---- Records provided

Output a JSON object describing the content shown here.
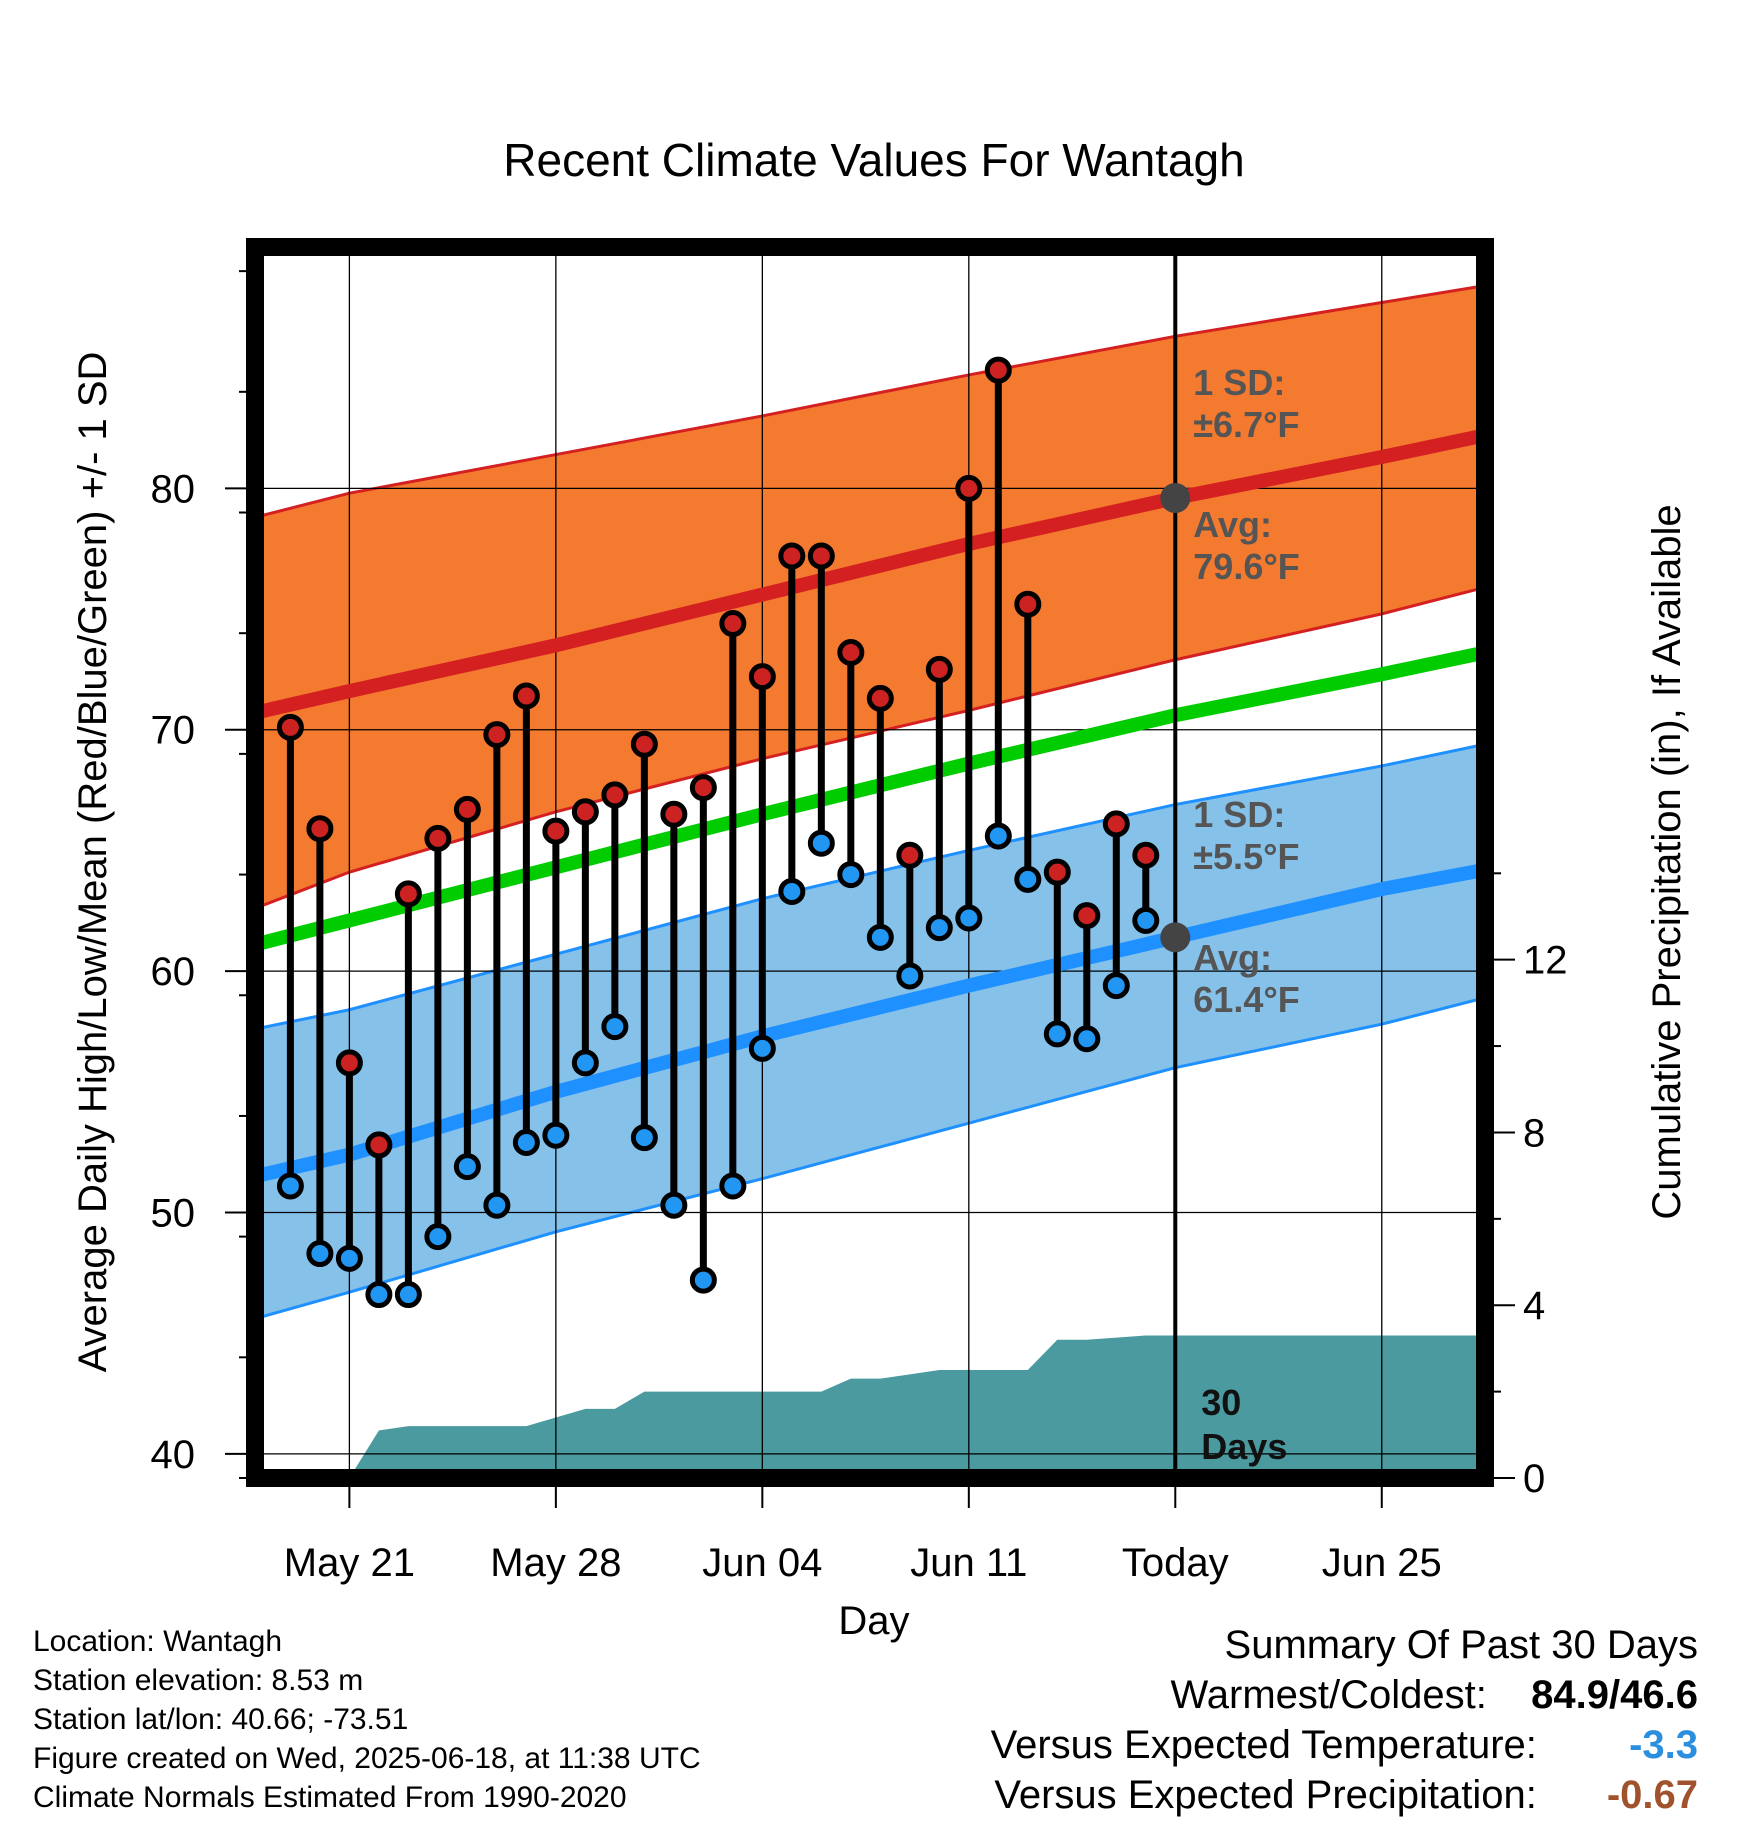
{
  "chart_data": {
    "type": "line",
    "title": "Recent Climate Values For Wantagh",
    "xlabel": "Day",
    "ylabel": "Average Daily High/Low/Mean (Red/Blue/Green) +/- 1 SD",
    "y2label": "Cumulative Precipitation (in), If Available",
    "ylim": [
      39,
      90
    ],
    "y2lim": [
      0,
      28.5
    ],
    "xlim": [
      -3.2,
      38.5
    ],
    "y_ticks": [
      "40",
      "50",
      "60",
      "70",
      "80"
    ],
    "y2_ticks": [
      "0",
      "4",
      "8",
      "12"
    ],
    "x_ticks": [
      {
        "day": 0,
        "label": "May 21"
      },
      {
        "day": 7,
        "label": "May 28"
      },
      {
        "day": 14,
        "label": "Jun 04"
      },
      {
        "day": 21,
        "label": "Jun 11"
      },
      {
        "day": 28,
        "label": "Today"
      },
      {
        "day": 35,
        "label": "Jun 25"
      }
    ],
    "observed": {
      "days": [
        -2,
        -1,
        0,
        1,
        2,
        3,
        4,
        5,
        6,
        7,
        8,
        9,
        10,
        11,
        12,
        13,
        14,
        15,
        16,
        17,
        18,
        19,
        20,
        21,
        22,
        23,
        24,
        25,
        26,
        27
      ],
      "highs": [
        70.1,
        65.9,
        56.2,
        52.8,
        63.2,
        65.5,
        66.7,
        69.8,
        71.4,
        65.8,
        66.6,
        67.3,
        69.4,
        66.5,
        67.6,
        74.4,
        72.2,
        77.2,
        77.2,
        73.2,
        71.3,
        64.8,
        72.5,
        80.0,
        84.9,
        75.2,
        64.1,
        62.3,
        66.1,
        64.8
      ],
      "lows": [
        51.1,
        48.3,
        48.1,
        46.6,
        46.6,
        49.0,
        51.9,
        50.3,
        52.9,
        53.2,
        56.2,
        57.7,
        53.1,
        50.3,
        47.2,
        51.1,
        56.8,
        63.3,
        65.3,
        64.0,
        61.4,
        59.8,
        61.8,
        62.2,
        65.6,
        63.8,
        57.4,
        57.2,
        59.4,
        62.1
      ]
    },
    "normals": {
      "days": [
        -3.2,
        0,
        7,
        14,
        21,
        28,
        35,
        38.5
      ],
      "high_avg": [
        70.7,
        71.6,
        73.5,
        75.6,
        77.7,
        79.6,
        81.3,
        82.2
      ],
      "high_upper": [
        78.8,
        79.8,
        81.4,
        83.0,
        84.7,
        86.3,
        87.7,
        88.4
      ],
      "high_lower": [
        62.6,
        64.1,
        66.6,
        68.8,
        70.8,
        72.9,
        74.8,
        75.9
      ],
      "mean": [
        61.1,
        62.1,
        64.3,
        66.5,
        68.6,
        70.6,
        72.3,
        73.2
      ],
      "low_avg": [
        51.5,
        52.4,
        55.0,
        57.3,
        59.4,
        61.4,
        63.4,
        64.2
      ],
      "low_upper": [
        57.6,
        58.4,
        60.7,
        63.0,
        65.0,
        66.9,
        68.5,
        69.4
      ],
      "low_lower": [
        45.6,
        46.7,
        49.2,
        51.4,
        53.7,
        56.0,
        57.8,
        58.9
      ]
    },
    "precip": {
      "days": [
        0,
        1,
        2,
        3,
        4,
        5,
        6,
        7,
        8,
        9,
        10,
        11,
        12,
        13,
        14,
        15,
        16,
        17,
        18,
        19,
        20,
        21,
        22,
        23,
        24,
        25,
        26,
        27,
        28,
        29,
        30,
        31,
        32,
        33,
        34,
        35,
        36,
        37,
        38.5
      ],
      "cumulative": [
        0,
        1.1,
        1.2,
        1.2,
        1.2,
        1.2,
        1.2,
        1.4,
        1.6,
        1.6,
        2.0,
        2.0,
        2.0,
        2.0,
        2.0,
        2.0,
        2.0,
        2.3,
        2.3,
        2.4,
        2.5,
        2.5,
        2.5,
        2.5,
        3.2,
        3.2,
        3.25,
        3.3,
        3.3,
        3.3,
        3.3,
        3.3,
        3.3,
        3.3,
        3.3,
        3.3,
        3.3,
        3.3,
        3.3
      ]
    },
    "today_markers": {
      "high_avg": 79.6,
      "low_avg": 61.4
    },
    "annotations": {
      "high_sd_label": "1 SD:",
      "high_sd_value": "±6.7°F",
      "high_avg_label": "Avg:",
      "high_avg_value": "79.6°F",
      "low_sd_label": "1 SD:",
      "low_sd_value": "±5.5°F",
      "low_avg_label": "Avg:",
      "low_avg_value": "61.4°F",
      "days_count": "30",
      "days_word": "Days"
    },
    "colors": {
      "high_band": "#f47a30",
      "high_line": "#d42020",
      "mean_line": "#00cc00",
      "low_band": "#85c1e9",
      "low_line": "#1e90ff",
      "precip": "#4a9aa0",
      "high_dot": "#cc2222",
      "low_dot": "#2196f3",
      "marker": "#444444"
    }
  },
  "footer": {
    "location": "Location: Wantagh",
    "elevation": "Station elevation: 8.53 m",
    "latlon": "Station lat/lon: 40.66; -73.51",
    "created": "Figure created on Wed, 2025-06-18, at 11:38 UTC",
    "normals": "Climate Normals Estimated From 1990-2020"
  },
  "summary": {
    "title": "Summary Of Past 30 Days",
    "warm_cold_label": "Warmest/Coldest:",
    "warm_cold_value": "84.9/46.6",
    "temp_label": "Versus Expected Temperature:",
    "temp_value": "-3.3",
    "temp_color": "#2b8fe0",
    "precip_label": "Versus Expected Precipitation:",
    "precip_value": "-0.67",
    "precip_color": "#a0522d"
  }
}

--------
---- Records provided

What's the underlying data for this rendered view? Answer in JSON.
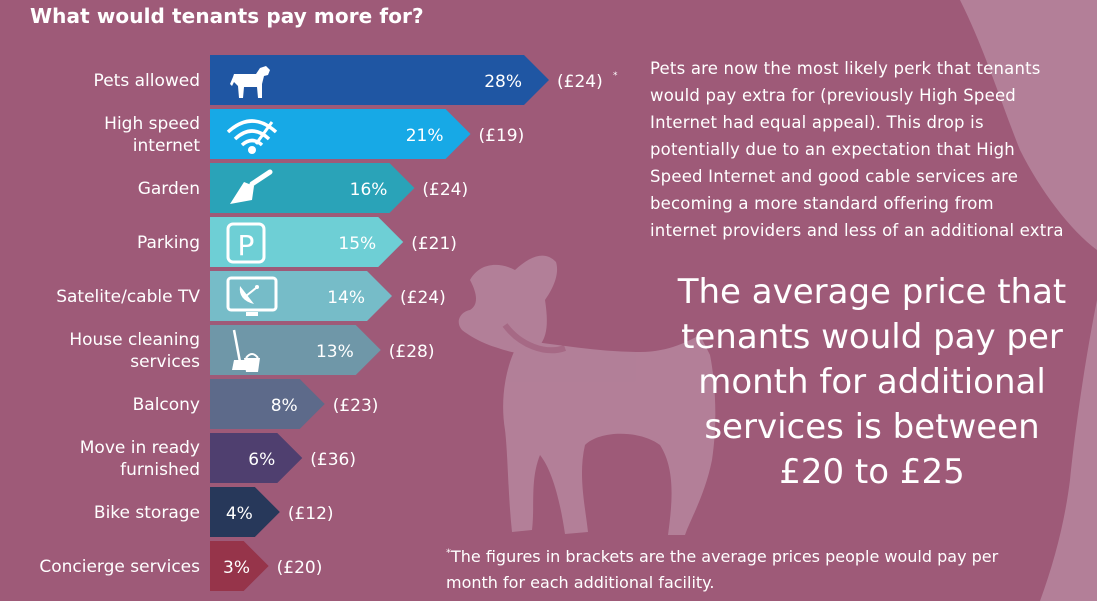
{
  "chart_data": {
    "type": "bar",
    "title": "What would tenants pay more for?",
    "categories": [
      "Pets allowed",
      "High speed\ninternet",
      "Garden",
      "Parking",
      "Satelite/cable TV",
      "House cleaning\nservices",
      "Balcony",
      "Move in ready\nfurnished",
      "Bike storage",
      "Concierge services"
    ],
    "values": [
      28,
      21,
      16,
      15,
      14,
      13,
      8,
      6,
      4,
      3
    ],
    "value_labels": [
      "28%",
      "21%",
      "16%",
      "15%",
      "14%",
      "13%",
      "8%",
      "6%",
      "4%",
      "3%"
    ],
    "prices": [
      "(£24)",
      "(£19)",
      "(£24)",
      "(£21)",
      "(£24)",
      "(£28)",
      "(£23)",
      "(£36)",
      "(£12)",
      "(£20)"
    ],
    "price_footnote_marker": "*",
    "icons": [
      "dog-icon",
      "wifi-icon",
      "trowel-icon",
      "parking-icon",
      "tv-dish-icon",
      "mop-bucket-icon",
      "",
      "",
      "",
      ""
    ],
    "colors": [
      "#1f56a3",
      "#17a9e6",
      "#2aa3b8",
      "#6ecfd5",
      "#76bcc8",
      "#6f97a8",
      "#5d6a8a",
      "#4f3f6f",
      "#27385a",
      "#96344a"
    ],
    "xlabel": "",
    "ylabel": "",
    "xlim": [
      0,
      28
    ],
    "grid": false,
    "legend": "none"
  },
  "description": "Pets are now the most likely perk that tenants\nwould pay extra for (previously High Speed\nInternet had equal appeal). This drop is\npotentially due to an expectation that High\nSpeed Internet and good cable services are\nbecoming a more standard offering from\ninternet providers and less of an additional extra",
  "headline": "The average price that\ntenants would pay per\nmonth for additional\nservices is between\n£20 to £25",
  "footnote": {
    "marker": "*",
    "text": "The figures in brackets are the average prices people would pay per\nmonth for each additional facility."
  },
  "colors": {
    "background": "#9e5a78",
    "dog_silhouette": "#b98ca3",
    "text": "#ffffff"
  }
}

--------
---- Records provided

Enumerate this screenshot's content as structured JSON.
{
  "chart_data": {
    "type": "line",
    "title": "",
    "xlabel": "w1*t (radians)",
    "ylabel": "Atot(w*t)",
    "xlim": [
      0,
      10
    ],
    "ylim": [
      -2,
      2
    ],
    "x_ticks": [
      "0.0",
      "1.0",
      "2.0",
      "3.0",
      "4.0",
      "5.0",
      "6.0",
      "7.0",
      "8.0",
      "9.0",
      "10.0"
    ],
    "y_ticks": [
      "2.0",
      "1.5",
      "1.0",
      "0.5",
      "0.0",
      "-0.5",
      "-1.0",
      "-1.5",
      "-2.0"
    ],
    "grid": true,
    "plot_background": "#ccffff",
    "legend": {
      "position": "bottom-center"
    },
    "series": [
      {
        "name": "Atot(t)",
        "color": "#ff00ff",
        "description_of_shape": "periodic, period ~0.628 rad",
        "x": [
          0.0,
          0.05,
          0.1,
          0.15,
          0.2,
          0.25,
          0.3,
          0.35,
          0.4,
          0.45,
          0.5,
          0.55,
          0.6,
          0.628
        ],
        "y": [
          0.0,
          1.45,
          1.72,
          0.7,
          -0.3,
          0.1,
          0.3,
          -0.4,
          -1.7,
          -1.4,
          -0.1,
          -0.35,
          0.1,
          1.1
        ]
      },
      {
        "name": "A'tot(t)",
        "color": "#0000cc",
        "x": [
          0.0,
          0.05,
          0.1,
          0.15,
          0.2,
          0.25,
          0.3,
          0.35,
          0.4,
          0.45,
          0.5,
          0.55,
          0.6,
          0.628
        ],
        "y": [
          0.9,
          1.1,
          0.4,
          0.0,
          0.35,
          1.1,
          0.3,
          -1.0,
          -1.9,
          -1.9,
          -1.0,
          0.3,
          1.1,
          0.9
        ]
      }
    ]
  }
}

--------

What to work on: Show every line from the entries above in which "ninternet" appears.

Task answer:
      "High speed\ninternet",
  "description": "Pets are now the most likely perk that tenants\nwould pay extra for (previously High Speed\nInternet had equal appeal). This drop is\npotentially due to an expectation that High\nSpeed Internet and good cable services are\nbecoming a more standard offering from\ninternet providers and less of an additional extra",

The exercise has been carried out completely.